• **Dataset content**
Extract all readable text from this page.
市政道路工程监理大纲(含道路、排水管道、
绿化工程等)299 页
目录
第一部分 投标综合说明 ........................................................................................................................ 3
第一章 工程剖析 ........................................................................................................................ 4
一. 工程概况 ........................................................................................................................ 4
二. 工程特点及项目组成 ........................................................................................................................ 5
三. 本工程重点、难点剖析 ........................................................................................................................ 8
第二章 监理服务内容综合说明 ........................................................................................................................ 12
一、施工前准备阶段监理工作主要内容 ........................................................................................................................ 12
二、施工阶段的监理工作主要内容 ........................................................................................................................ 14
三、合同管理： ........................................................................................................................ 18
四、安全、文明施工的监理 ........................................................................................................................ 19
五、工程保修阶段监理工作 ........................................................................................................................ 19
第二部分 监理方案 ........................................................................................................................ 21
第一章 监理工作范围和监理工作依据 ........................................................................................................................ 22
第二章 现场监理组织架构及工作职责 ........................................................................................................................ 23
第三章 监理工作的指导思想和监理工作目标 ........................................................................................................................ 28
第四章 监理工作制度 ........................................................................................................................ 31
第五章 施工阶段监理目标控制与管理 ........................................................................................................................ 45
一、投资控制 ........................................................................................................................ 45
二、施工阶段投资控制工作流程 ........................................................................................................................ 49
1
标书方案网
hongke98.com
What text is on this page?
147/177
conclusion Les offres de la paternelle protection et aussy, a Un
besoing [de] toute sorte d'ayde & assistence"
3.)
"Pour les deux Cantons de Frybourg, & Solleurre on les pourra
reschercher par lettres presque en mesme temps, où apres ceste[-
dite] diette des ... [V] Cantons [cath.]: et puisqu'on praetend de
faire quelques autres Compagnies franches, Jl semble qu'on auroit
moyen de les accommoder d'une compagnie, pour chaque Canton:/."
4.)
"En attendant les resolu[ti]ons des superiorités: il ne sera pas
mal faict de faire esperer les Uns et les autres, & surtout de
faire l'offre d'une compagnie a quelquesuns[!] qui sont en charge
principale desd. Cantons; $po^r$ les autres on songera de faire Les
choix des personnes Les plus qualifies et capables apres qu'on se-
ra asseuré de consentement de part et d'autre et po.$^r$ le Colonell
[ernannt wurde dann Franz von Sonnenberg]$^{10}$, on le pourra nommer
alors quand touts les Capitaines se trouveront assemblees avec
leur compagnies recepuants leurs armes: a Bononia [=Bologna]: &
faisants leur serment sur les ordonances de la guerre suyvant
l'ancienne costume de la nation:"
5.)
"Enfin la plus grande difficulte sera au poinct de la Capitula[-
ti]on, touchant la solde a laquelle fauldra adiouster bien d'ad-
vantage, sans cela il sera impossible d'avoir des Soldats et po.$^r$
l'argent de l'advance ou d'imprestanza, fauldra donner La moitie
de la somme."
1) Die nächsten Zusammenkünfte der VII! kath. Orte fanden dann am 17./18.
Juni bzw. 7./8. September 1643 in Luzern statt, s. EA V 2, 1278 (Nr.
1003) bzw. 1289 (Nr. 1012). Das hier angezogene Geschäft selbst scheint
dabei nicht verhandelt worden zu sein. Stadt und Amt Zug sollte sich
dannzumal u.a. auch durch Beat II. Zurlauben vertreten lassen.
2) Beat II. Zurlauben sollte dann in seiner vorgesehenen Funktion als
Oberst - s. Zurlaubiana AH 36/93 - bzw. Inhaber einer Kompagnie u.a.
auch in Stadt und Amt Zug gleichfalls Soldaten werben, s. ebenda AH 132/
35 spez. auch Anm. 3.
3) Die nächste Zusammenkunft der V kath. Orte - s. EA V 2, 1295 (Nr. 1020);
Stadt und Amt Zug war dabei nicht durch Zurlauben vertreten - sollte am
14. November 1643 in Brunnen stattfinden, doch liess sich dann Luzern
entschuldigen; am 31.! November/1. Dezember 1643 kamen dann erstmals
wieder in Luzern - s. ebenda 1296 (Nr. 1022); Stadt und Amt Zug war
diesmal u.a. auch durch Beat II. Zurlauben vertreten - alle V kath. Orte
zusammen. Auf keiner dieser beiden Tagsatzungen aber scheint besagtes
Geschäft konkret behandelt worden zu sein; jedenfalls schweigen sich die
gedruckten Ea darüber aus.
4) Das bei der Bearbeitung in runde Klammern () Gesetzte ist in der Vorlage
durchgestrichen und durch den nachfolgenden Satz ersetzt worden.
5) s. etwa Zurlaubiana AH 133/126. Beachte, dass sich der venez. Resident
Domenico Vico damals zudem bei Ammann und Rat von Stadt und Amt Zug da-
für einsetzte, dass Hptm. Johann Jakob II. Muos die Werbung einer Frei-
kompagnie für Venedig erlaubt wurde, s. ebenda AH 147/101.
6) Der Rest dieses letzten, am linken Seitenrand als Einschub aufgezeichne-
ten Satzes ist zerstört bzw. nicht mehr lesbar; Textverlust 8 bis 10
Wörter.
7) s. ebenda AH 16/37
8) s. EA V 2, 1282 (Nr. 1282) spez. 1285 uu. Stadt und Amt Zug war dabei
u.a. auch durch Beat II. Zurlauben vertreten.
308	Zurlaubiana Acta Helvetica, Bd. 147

• **What is required**
Reply with nothing except the number of lines in the listing above that include "this".

• **Result**
2